[PROMPT] Each line that holds the word "Start" counts once. Give the total number of such lines and nothing else.

[SOURCE MATERIAL]
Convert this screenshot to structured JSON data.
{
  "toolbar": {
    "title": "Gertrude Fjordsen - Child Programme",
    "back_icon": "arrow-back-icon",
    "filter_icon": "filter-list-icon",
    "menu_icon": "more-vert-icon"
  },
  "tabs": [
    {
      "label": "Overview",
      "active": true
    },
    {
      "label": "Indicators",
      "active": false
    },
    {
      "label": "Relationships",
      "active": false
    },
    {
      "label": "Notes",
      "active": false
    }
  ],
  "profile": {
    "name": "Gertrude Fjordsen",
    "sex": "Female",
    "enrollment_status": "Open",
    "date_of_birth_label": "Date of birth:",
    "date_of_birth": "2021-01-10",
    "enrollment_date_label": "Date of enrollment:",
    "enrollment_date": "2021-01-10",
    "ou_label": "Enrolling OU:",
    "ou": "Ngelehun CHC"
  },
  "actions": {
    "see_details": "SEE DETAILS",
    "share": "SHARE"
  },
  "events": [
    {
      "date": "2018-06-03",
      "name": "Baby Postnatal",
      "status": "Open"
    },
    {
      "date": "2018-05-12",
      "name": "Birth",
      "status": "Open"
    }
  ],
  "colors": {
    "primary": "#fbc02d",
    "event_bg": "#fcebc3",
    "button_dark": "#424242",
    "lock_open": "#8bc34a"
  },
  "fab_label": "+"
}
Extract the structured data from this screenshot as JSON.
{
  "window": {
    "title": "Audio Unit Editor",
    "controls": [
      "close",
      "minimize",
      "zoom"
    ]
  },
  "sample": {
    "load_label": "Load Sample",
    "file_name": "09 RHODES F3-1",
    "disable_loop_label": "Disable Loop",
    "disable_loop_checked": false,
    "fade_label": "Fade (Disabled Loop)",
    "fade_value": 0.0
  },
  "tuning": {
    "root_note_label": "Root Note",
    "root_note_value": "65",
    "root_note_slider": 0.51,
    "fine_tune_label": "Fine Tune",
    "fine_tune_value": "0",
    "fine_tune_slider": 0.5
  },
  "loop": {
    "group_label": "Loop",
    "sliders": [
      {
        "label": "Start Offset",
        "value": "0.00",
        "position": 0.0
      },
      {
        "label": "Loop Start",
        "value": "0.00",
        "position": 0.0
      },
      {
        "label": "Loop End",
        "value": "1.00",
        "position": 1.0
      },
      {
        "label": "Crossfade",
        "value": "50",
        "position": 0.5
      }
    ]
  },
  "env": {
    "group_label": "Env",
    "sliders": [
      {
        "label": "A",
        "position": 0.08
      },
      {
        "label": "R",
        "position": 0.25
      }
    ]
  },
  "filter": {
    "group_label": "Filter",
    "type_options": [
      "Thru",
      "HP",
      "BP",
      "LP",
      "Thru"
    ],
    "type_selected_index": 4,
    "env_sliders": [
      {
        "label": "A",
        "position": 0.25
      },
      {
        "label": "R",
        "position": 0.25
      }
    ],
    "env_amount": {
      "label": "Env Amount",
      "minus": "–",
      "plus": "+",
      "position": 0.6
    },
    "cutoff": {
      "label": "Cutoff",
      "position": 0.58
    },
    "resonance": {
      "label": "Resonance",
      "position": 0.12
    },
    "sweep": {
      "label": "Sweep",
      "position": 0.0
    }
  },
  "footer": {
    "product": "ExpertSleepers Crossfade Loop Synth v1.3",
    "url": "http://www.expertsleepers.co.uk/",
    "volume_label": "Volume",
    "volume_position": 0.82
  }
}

[RESPONSE] 2